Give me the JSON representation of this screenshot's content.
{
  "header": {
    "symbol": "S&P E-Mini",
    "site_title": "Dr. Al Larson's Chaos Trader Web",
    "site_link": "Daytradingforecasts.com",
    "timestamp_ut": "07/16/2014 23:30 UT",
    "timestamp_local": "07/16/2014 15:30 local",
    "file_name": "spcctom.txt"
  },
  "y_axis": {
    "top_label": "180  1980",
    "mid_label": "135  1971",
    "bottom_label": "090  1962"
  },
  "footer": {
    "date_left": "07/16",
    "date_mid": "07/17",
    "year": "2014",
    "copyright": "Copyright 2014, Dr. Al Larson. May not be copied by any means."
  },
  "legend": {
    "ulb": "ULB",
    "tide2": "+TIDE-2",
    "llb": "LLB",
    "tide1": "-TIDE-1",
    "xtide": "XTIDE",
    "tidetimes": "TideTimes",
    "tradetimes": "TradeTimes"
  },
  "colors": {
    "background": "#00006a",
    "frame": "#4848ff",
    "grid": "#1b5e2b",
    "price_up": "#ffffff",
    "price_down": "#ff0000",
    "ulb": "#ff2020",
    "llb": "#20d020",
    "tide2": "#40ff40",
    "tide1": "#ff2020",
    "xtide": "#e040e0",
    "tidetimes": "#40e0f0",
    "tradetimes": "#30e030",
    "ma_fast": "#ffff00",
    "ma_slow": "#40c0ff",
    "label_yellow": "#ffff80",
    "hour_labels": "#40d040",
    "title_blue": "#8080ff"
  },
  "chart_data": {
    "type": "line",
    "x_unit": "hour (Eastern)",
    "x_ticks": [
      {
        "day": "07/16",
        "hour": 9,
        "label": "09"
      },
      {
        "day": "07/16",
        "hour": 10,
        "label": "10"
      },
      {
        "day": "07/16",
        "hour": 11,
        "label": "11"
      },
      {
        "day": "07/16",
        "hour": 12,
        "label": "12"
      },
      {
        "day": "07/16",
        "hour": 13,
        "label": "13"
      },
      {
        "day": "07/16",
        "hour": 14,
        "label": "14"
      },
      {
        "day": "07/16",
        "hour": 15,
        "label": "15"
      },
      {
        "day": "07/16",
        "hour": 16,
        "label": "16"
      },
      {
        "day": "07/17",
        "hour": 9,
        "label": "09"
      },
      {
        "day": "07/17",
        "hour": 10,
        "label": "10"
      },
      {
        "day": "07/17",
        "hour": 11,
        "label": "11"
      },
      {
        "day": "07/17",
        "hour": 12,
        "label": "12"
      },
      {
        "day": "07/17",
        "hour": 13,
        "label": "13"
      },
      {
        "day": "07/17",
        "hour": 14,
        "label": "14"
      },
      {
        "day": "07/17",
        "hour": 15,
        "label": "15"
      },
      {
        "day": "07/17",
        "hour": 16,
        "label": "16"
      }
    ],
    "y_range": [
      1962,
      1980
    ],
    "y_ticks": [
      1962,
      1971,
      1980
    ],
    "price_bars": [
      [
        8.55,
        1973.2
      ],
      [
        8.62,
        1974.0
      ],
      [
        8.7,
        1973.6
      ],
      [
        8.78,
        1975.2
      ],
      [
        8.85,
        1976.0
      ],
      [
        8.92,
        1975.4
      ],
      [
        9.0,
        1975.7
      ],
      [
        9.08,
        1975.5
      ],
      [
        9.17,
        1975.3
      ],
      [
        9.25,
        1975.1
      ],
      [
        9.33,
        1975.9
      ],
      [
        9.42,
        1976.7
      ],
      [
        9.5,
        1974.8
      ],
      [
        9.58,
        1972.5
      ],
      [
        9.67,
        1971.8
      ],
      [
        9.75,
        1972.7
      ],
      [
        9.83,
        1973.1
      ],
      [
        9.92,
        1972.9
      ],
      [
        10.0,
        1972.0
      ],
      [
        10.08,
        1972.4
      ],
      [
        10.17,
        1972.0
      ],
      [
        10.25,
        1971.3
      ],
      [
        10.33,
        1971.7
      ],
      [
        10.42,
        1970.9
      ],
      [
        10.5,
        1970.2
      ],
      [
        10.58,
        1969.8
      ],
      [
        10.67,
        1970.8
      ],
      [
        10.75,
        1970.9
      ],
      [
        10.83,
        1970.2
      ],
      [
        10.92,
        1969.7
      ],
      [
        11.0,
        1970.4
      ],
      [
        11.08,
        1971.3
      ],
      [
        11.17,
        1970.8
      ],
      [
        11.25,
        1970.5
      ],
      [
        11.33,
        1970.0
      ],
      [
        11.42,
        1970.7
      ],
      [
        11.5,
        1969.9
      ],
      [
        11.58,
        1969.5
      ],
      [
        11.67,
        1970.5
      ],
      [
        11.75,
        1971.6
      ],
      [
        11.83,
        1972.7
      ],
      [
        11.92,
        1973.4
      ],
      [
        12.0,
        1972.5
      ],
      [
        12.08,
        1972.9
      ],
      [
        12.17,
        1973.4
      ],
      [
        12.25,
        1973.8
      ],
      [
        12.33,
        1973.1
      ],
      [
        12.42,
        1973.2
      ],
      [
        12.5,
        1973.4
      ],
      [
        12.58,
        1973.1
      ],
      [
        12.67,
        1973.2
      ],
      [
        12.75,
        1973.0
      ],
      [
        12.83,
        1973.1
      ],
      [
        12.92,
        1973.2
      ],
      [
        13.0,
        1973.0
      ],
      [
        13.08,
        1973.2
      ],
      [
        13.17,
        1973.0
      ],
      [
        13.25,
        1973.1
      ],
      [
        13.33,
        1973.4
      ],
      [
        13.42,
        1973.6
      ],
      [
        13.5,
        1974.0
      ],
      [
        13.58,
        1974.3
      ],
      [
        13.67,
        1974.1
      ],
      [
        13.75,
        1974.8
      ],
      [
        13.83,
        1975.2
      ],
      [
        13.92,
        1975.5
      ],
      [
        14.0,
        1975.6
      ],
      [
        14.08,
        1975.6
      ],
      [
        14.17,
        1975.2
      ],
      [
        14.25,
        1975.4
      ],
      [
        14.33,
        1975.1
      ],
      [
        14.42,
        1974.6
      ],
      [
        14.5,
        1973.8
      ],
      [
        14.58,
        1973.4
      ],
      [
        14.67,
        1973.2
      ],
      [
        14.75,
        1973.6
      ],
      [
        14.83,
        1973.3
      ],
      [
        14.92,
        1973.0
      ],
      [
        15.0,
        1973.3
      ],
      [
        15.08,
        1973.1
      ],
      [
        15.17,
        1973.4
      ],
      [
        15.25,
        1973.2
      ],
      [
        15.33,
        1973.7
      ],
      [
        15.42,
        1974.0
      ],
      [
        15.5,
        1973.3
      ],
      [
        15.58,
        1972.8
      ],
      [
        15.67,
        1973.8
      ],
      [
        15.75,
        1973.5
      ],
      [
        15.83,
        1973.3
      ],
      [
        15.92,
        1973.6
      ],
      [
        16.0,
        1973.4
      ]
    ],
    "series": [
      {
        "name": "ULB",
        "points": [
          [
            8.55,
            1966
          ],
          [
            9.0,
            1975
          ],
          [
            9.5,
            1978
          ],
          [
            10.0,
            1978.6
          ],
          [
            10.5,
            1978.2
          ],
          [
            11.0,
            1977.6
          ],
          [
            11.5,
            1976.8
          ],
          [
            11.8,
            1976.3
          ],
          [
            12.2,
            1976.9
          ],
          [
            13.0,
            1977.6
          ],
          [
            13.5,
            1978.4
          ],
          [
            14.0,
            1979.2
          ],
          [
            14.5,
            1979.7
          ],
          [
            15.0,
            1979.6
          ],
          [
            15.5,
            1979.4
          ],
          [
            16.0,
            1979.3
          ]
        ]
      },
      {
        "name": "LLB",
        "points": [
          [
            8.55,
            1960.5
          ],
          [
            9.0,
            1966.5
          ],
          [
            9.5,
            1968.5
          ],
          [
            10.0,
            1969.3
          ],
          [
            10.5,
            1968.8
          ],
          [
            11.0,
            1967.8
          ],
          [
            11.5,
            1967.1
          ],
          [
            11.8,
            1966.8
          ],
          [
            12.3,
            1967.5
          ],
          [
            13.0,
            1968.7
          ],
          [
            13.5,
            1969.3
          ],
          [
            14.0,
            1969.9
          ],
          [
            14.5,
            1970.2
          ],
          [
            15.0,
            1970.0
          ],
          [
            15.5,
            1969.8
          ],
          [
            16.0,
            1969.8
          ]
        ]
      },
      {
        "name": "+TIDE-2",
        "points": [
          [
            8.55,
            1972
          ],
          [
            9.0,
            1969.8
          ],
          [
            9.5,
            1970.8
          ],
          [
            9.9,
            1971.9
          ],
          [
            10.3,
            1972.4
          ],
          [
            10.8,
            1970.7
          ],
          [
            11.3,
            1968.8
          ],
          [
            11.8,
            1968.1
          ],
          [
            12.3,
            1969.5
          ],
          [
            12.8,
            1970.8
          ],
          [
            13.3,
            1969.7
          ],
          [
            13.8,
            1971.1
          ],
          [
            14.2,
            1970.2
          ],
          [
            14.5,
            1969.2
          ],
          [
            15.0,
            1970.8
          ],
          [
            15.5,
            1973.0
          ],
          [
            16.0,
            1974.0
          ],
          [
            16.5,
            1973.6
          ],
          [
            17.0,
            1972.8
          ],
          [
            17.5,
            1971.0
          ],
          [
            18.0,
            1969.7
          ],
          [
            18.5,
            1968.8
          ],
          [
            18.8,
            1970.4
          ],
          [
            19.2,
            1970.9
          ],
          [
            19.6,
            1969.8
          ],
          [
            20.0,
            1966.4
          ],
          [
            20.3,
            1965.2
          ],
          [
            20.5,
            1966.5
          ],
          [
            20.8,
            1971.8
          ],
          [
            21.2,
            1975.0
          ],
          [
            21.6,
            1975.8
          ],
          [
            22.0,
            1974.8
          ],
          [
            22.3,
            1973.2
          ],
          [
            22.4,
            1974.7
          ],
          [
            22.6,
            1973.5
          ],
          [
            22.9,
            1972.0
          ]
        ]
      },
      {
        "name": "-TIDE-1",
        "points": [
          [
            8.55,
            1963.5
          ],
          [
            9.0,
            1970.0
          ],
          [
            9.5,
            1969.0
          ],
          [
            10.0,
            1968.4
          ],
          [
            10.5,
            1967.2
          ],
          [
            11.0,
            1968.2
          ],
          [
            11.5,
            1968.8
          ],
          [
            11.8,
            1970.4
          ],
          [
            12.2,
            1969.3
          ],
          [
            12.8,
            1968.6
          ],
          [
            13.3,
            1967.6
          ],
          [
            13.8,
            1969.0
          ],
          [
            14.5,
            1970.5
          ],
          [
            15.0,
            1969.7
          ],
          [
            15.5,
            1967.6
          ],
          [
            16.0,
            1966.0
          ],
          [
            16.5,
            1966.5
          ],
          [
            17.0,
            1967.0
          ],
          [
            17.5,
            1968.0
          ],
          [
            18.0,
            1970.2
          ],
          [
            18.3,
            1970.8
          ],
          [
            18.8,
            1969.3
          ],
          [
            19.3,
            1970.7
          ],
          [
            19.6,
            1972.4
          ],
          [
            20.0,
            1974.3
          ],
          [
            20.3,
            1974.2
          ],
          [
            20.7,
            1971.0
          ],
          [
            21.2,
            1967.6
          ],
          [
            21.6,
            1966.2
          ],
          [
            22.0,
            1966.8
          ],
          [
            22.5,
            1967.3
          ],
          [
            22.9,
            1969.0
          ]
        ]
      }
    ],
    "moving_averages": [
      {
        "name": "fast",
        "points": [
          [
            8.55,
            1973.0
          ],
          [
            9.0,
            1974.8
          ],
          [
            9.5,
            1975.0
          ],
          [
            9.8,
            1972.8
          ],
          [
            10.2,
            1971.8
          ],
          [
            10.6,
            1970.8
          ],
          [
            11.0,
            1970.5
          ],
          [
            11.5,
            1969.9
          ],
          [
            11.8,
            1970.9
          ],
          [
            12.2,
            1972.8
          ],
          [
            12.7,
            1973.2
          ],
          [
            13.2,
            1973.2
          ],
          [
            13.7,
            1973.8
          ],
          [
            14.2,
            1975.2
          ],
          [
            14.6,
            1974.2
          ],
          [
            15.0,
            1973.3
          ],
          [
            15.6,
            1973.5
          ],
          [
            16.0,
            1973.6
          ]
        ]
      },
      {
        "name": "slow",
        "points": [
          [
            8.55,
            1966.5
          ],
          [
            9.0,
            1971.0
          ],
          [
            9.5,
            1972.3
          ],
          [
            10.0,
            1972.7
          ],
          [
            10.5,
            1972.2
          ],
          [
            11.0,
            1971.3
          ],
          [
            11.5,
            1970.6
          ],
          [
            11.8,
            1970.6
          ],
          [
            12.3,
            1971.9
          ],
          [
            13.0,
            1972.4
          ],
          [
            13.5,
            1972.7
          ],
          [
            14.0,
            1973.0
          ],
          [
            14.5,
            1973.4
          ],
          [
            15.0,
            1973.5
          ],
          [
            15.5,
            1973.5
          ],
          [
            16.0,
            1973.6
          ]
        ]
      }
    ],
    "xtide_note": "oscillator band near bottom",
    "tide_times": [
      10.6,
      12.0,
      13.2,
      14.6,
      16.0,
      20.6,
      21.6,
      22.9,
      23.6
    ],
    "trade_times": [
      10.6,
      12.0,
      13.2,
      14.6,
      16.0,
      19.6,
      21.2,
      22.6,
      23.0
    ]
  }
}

**TASK TO COMPLETE**
Using the listing, say how many lines include the word "Larson", and add nothing else.

**SOLVED PROBLEM**
2